##### Data supplied #####
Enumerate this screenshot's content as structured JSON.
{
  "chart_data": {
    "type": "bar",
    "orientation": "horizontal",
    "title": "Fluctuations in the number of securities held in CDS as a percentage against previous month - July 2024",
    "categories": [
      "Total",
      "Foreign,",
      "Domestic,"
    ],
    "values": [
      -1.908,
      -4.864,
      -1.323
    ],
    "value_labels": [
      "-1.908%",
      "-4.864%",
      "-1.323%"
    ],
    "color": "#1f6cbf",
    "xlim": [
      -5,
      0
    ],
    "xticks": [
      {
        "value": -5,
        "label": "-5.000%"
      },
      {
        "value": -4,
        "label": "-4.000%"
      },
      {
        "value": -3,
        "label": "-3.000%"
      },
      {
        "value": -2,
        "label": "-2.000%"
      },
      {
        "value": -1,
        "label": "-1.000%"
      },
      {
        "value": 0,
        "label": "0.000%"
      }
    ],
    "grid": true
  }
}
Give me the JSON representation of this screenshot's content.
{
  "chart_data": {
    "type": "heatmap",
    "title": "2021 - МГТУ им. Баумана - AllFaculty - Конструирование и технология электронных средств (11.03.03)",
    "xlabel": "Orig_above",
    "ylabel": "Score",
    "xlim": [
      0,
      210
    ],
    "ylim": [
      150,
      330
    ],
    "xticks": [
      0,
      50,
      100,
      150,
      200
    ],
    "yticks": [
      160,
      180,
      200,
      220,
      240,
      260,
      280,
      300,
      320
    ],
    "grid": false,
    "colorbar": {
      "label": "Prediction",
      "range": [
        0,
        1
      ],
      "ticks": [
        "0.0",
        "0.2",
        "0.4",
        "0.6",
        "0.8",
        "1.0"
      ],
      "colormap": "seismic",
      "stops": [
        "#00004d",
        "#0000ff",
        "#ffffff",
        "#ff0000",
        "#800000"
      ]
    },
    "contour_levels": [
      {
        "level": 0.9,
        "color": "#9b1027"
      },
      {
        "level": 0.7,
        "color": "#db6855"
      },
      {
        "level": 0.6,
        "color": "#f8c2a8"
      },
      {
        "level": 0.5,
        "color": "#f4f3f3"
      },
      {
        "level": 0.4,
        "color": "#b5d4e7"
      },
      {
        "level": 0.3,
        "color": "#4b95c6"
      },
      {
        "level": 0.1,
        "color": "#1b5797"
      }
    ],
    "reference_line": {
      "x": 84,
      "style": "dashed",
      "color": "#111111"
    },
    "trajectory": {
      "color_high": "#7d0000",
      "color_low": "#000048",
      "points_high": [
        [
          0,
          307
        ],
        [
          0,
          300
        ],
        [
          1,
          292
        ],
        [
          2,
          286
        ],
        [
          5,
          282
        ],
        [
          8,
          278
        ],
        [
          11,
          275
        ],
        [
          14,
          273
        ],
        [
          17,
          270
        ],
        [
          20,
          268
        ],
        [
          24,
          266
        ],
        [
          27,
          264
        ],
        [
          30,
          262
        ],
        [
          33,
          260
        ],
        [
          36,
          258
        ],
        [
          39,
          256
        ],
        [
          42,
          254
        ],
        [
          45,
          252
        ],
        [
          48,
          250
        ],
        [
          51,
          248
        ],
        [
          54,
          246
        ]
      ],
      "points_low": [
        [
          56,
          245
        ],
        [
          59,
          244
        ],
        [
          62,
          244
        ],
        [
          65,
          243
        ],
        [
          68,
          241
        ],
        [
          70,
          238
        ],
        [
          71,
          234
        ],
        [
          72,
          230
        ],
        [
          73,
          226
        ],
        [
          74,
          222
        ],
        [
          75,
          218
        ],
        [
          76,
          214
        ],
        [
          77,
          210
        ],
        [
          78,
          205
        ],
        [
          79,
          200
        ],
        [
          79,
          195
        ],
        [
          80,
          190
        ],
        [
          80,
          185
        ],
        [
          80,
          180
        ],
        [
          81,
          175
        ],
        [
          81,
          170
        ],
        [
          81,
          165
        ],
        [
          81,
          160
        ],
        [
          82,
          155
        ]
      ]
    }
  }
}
#####
Repeat the material above exactly.

Enumerate this screenshot's content as structured JSON.
{
  "chart_data": {
    "type": "bar",
    "orientation": "horizontal",
    "title": "Fluctuations in the number of securities held in CDS as a percentage against previous month - July 2024",
    "categories": [
      "Total",
      "Foreign,",
      "Domestic,"
    ],
    "values": [
      -1.908,
      -4.864,
      -1.323
    ],
    "value_labels": [
      "-1.908%",
      "-4.864%",
      "-1.323%"
    ],
    "color": "#1f6cbf",
    "xlim": [
      -5,
      0
    ],
    "xticks": [
      {
        "value": -5,
        "label": "-5.000%"
      },
      {
        "value": -4,
        "label": "-4.000%"
      },
      {
        "value": -3,
        "label": "-3.000%"
      },
      {
        "value": -2,
        "label": "-2.000%"
      },
      {
        "value": -1,
        "label": "-1.000%"
      },
      {
        "value": 0,
        "label": "0.000%"
      }
    ],
    "grid": true
  }
}
Give me the JSON representation of this screenshot's content.
{
  "chart_data": {
    "type": "heatmap",
    "title": "2021 - МГТУ им. Баумана - AllFaculty - Конструирование и технология электронных средств (11.03.03)",
    "xlabel": "Orig_above",
    "ylabel": "Score",
    "xlim": [
      0,
      210
    ],
    "ylim": [
      150,
      330
    ],
    "xticks": [
      0,
      50,
      100,
      150,
      200
    ],
    "yticks": [
      160,
      180,
      200,
      220,
      240,
      260,
      280,
      300,
      320
    ],
    "grid": false,
    "colorbar": {
      "label": "Prediction",
      "range": [
        0,
        1
      ],
      "ticks": [
        "0.0",
        "0.2",
        "0.4",
        "0.6",
        "0.8",
        "1.0"
      ],
      "colormap": "seismic",
      "stops": [
        "#00004d",
        "#0000ff",
        "#ffffff",
        "#ff0000",
        "#800000"
      ]
    },
    "contour_levels": [
      {
        "level": 0.9,
        "color": "#9b1027"
      },
      {
        "level": 0.7,
        "color": "#db6855"
      },
      {
        "level": 0.6,
        "color": "#f8c2a8"
      },
      {
        "level": 0.5,
        "color": "#f4f3f3"
      },
      {
        "level": 0.4,
        "color": "#b5d4e7"
      },
      {
        "level": 0.3,
        "color": "#4b95c6"
      },
      {
        "level": 0.1,
        "color": "#1b5797"
      }
    ],
    "reference_line": {
      "x": 84,
      "style": "dashed",
      "color": "#111111"
    },
    "trajectory": {
      "color_high": "#7d0000",
      "color_low": "#000048",
      "points_high": [
        [
          0,
          307
        ],
        [
          0,
          300
        ],
        [
          1,
          292
        ],
        [
          2,
          286
        ],
        [
          5,
          282
        ],
        [
          8,
          278
        ],
        [
          11,
          275
        ],
        [
          14,
          273
        ],
        [
          17,
          270
        ],
        [
          20,
          268
        ],
        [
          24,
          266
        ],
        [
          27,
          264
        ],
        [
          30,
          262
        ],
        [
          33,
          260
        ],
        [
          36,
          258
        ],
        [
          39,
          256
        ],
        [
          42,
          254
        ],
        [
          45,
          252
        ],
        [
          48,
          250
        ],
        [
          51,
          248
        ],
        [
          54,
          246
        ]
      ],
      "points_low": [
        [
          56,
          245
        ],
        [
          59,
          244
        ],
        [
          62,
          244
        ],
        [
          65,
          243
        ],
        [
          68,
          241
        ],
        [
          70,
          238
        ],
        [
          71,
          234
        ],
        [
          72,
          230
        ],
        [
          73,
          226
        ],
        [
          74,
          222
        ],
        [
          75,
          218
        ],
        [
          76,
          214
        ],
        [
          77,
          210
        ],
        [
          78,
          205
        ],
        [
          79,
          200
        ],
        [
          79,
          195
        ],
        [
          80,
          190
        ],
        [
          80,
          185
        ],
        [
          80,
          180
        ],
        [
          81,
          175
        ],
        [
          81,
          170
        ],
        [
          81,
          165
        ],
        [
          81,
          160
        ],
        [
          82,
          155
        ]
      ]
    }
  }
}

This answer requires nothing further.